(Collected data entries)

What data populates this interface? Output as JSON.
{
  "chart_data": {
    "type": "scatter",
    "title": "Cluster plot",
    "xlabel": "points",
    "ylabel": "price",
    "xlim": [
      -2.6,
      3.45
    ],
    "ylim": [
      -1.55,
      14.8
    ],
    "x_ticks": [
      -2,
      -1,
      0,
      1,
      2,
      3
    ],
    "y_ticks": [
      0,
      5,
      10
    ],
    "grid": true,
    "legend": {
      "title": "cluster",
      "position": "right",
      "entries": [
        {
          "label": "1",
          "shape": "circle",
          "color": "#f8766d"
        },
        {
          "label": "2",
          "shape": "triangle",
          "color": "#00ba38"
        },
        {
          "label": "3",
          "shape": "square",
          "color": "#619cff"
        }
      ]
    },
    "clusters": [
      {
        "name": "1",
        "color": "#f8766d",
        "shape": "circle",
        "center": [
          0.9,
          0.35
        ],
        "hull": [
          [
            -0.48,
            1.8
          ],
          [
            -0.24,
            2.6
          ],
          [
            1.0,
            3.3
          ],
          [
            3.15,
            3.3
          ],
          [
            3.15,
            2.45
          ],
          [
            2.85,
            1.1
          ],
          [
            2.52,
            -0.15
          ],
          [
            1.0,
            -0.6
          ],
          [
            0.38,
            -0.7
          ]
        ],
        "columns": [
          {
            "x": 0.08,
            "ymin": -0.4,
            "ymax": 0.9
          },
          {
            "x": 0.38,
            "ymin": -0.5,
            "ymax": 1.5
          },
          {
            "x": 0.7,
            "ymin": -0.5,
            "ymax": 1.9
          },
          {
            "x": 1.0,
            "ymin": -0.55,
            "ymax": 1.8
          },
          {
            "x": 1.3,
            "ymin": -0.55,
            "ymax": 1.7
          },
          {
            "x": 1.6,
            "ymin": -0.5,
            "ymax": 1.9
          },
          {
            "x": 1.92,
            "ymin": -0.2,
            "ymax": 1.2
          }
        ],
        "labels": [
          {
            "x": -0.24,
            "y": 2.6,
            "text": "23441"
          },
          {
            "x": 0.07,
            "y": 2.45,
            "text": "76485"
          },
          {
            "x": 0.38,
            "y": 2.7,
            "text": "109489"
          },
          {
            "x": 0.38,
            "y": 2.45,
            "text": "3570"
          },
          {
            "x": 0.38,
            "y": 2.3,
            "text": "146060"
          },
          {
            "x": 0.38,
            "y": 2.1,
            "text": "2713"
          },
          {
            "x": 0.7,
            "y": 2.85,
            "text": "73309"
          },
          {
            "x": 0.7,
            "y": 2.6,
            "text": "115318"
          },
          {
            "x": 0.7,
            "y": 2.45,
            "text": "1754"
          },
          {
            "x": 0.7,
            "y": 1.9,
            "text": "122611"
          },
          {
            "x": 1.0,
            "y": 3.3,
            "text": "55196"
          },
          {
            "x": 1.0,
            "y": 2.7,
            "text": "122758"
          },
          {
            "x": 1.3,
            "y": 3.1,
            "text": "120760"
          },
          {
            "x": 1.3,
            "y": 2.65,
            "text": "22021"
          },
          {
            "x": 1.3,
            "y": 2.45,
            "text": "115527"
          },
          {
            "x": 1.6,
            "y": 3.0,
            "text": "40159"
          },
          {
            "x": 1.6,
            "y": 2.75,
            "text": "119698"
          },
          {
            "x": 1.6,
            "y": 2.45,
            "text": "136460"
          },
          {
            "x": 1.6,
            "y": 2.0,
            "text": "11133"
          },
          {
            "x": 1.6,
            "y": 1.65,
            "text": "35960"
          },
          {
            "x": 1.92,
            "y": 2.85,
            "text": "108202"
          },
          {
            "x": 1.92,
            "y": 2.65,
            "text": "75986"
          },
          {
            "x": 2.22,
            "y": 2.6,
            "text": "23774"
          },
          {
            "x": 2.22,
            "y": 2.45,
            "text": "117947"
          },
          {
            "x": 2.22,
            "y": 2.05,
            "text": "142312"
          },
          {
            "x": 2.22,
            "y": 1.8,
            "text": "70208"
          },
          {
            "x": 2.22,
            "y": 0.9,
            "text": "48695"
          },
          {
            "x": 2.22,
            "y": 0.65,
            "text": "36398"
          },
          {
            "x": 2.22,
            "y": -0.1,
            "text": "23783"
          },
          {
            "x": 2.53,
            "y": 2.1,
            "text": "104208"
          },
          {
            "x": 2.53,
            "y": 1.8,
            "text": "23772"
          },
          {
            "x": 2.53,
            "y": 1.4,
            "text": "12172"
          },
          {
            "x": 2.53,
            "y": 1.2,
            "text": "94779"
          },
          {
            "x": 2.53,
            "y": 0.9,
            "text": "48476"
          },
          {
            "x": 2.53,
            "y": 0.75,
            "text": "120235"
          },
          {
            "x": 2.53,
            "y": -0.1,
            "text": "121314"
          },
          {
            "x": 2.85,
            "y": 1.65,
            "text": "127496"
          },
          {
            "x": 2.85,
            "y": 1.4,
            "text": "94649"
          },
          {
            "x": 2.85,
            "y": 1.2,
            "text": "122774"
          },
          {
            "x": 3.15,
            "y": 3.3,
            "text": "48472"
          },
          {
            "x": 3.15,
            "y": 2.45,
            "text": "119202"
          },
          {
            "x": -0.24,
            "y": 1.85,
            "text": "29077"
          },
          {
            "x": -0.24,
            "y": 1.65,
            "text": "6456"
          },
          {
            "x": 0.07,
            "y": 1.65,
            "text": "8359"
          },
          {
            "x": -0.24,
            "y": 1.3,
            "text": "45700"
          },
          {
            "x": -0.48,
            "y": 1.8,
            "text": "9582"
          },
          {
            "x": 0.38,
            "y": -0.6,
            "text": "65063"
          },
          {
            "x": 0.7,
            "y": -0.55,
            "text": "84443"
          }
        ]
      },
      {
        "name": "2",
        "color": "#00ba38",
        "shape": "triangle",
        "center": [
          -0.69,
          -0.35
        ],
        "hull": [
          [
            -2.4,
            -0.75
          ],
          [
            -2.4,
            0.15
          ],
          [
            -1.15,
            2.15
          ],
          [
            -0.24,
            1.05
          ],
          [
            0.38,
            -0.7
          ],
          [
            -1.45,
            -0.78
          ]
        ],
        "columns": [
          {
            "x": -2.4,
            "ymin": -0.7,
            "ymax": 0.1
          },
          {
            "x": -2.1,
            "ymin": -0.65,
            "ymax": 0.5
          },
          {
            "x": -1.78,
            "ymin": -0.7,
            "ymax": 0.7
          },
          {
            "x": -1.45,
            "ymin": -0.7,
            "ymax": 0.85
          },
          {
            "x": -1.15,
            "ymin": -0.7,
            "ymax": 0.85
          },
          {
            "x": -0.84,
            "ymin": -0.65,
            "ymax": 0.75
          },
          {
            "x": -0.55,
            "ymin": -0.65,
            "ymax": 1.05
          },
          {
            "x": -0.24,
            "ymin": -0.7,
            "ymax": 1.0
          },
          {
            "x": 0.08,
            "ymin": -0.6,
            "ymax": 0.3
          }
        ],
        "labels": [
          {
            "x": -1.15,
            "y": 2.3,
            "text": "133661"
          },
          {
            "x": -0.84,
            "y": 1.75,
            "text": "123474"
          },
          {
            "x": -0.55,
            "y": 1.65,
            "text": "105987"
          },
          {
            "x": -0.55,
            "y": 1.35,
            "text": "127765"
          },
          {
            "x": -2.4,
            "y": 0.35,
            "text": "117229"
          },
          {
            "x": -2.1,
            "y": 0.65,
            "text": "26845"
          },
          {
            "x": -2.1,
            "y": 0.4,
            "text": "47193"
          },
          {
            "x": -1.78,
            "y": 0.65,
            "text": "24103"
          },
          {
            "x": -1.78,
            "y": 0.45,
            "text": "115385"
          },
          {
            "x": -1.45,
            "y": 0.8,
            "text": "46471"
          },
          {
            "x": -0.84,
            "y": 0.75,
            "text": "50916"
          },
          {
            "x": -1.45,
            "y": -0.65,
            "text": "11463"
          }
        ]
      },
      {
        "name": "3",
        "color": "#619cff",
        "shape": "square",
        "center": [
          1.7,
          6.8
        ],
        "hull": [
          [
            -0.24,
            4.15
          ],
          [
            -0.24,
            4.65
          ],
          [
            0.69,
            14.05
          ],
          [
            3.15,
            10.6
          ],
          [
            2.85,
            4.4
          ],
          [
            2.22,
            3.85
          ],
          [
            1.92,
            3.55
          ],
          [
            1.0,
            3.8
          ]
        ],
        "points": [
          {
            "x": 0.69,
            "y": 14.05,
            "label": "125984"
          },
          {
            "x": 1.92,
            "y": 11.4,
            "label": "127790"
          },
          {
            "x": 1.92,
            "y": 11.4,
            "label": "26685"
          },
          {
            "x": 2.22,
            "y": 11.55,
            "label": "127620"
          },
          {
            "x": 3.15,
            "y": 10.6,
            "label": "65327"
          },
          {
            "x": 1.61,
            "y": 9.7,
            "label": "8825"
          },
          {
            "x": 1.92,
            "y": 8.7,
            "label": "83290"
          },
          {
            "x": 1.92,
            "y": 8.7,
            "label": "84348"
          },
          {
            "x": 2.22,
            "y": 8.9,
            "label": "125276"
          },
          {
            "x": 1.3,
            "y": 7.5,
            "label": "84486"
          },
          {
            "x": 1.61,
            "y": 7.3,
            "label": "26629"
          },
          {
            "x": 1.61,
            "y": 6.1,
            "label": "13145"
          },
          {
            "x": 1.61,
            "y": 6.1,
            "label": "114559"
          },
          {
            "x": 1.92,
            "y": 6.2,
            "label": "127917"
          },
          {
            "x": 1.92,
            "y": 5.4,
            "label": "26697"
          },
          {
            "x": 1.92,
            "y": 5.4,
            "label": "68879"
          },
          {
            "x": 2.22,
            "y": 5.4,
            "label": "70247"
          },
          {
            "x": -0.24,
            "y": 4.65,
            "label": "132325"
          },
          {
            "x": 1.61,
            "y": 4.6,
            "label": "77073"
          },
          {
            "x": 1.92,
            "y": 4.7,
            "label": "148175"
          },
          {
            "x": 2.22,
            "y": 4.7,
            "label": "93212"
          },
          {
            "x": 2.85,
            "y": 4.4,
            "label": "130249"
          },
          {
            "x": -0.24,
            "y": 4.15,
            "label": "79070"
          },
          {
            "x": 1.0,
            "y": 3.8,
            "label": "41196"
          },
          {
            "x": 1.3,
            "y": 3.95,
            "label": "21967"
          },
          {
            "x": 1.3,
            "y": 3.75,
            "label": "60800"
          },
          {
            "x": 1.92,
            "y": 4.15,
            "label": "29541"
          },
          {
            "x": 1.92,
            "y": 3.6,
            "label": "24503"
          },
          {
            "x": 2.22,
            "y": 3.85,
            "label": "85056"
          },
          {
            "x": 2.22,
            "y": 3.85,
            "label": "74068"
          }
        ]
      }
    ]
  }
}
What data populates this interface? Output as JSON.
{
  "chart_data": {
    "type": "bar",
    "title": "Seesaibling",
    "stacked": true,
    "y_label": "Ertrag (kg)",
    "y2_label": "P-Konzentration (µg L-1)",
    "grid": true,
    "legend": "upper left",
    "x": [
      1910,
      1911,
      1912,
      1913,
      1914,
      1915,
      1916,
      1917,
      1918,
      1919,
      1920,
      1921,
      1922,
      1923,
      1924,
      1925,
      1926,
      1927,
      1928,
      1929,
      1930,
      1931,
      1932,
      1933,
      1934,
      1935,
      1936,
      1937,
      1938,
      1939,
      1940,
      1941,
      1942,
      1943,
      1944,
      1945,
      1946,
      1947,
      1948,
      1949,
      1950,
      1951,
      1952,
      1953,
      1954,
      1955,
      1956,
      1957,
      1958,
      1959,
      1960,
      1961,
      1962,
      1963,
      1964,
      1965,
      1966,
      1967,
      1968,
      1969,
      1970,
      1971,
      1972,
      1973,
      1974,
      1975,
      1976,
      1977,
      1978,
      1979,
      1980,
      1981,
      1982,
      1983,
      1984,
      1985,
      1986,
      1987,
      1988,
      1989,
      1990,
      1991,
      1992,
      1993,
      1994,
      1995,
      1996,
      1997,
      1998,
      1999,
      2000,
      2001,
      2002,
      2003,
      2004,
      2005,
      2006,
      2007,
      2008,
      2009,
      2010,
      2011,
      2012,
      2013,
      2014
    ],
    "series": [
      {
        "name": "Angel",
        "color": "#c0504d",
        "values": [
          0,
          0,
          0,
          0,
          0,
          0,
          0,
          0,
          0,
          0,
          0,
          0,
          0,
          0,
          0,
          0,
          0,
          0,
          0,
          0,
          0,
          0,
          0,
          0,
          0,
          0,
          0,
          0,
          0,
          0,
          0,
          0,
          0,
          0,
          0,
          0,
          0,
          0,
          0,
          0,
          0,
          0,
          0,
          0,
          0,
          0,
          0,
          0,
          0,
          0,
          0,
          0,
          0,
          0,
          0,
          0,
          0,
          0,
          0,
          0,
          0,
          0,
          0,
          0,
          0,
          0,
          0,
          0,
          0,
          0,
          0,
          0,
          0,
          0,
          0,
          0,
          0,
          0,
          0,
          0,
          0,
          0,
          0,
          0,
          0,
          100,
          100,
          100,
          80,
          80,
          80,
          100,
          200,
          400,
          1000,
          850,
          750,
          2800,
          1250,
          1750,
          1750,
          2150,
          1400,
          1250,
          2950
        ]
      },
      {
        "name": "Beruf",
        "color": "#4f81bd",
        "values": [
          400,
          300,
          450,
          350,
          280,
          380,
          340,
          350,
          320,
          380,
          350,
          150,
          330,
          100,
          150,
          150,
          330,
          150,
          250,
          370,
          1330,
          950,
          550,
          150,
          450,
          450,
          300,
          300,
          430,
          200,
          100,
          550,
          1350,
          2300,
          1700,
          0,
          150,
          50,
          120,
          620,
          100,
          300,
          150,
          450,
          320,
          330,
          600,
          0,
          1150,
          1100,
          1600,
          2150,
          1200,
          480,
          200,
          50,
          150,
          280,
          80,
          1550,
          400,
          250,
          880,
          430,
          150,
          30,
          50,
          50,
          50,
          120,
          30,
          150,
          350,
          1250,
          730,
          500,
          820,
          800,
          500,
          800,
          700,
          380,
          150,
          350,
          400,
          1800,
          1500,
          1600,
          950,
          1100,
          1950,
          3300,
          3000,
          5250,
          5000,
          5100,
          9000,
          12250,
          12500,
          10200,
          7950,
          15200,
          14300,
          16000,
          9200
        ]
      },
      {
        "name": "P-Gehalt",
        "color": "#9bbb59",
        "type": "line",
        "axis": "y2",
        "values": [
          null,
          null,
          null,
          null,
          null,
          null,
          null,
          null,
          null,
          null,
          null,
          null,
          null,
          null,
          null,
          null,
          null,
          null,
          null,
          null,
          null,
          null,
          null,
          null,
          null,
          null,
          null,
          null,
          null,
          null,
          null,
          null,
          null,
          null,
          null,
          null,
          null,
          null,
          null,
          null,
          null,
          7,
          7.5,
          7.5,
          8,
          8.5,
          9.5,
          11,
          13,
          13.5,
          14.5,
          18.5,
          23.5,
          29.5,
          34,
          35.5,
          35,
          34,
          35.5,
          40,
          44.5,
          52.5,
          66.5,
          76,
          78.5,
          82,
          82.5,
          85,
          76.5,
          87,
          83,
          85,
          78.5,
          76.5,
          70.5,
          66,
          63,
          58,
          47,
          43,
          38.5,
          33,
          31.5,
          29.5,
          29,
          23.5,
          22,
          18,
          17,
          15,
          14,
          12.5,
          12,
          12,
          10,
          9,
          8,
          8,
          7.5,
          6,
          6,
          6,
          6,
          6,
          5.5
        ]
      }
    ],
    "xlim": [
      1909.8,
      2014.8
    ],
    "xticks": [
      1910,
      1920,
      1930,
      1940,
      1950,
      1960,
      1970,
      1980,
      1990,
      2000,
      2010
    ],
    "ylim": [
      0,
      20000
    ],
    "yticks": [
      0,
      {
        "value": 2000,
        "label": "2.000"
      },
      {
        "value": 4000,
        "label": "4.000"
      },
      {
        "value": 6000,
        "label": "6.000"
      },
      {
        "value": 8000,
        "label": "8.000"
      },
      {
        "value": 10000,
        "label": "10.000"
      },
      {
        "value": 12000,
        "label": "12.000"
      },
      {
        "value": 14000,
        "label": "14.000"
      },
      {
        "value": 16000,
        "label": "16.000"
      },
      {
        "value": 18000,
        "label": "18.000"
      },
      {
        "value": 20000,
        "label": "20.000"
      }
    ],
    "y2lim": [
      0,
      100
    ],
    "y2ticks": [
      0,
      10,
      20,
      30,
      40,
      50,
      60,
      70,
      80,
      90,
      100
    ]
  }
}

#### [Written request]
Identify each line in the records above containing the word "shape"; copy those lines.

#### [The output]
          "shape": "circle",
          "shape": "triangle",
          "shape": "square",
        "shape": "circle",
        "shape": "triangle",
        "shape": "square",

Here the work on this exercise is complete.